=== TASK INSTRUCTIONS ===
The records below must be written out exactly, with every picture left behind.

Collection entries
┌────────
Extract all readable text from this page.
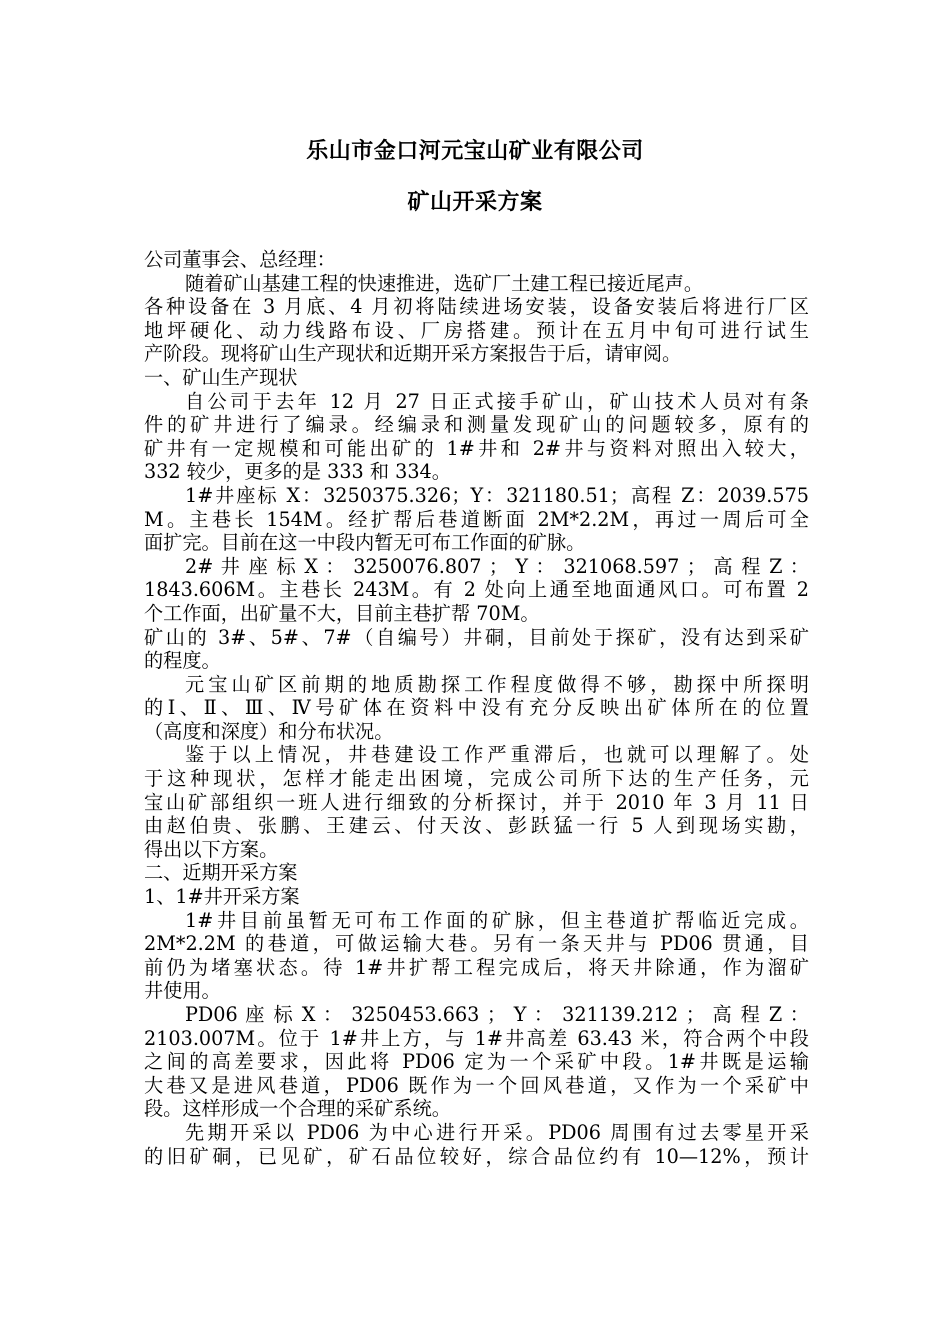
乐山市金口河元宝山矿业有限公司
矿山开采方案
公司董事会、总经理：
随着矿山基建工程的快速推进，选矿厂土建工程已接近尾声。
各种设备在 3 月底、4 月初将陆续进场安装，设备安装后将进行厂区
地坪硬化、动力线路布设、厂房搭建。预计在五月中旬可进行试生
产阶段。现将矿山生产现状和近期开采方案报告于后，请审阅。
一、矿山生产现状
自公司于去年 12 月 27 日正式接手矿山，矿山技术人员对有条
件的矿井进行了编录。经编录和测量发现矿山的问题较多，原有的
矿井有一定规模和可能出矿的 1#井和 2#井与资料对照出入较大，
332 较少，更多的是 333 和 334。
1#井座标 X：3250375.326；Y：321180.51；高程 Z：2039.575
M。主巷长 154M。经扩帮后巷道断面 2M*2.2M，再过一周后可全
面扩完。目前在这一中段内暂无可布工作面的矿脉。
2# 井 座 标 X ： 3250076.807 ； Y ： 321068.597 ； 高 程 Z ：
1843.606M。主巷长 243M。有 2 处向上通至地面通风口。可布置 2
个工作面，出矿量不大，目前主巷扩帮 70M。
矿山的 3#、5#、7#（自编号）井硐，目前处于探矿，没有达到采矿
的程度。
元宝山矿区前期的地质勘探工作程度做得不够，勘探中所探明
的Ⅰ、Ⅱ、Ⅲ、Ⅳ号矿体在资料中没有充分反映出矿体所在的位置
（高度和深度）和分布状况。
鉴于以上情况，井巷建设工作严重滞后，也就可以理解了。处
于这种现状，怎样才能走出困境，完成公司所下达的生产任务，元
宝山矿部组织一班人进行细致的分析探讨，并于 2010 年 3 月 11 日
由赵伯贵、张鹏、王建云、付天汝、彭跃猛一行 5 人到现场实勘，
得出以下方案。
二、近期开采方案
1、1#井开采方案
1#井目前虽暂无可布工作面的矿脉，但主巷道扩帮临近完成。
2M*2.2M 的巷道，可做运输大巷。另有一条天井与 PD06 贯通，目
前仍为堵塞状态。待 1#井扩帮工程完成后，将天井除通，作为溜矿
井使用。
PD06 座 标 X ： 3250453.663 ； Y ： 321139.212 ； 高 程 Z ：
2103.007M。位于 1#井上方，与 1#井高差 63.43 米，符合两个中段
之间的高差要求，因此将 PD06 定为一个采矿中段。1#井既是运输
大巷又是进风巷道，PD06 既作为一个回风巷道，又作为一个采矿中
段。这样形成一个合理的采矿系统。
先期开采以 PD06 为中心进行开采。PD06 周围有过去零星开采
的旧矿硐，已见矿，矿石品位较好，综合品位约有 10—12%，预计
└────────
=== SOLUTION FOR THIS PROBLEM ===
Extract all readable text from this page.
乐山市金口河元宝山矿业有限公司
矿山开采方案
公司董事会、总经理：
随着矿山基建工程的快速推进，选矿厂土建工程已接近尾声。
各种设备在 3 月底、4 月初将陆续进场安装，设备安装后将进行厂区
地坪硬化、动力线路布设、厂房搭建。预计在五月中旬可进行试生
产阶段。现将矿山生产现状和近期开采方案报告于后，请审阅。
一、矿山生产现状
自公司于去年 12 月 27 日正式接手矿山，矿山技术人员对有条
件的矿井进行了编录。经编录和测量发现矿山的问题较多，原有的
矿井有一定规模和可能出矿的 1#井和 2#井与资料对照出入较大，
332 较少，更多的是 333 和 334。
1#井座标 X：3250375.326；Y：321180.51；高程 Z：2039.575
M。主巷长 154M。经扩帮后巷道断面 2M*2.2M，再过一周后可全
面扩完。目前在这一中段内暂无可布工作面的矿脉。
2# 井 座 标 X ： 3250076.807 ； Y ： 321068.597 ； 高 程 Z ：
1843.606M。主巷长 243M。有 2 处向上通至地面通风口。可布置 2
个工作面，出矿量不大，目前主巷扩帮 70M。
矿山的 3#、5#、7#（自编号）井硐，目前处于探矿，没有达到采矿
的程度。
元宝山矿区前期的地质勘探工作程度做得不够，勘探中所探明
的Ⅰ、Ⅱ、Ⅲ、Ⅳ号矿体在资料中没有充分反映出矿体所在的位置
（高度和深度）和分布状况。
鉴于以上情况，井巷建设工作严重滞后，也就可以理解了。处
于这种现状，怎样才能走出困境，完成公司所下达的生产任务，元
宝山矿部组织一班人进行细致的分析探讨，并于 2010 年 3 月 11 日
由赵伯贵、张鹏、王建云、付天汝、彭跃猛一行 5 人到现场实勘，
得出以下方案。
二、近期开采方案
1、1#井开采方案
1#井目前虽暂无可布工作面的矿脉，但主巷道扩帮临近完成。
2M*2.2M 的巷道，可做运输大巷。另有一条天井与 PD06 贯通，目
前仍为堵塞状态。待 1#井扩帮工程完成后，将天井除通，作为溜矿
井使用。
PD06 座 标 X ： 3250453.663 ； Y ： 321139.212 ； 高 程 Z ：
2103.007M。位于 1#井上方，与 1#井高差 63.43 米，符合两个中段
之间的高差要求，因此将 PD06 定为一个采矿中段。1#井既是运输
大巷又是进风巷道，PD06 既作为一个回风巷道，又作为一个采矿中
段。这样形成一个合理的采矿系统。
先期开采以 PD06 为中心进行开采。PD06 周围有过去零星开采
的旧矿硐，已见矿，矿石品位较好，综合品位约有 10—12%，预计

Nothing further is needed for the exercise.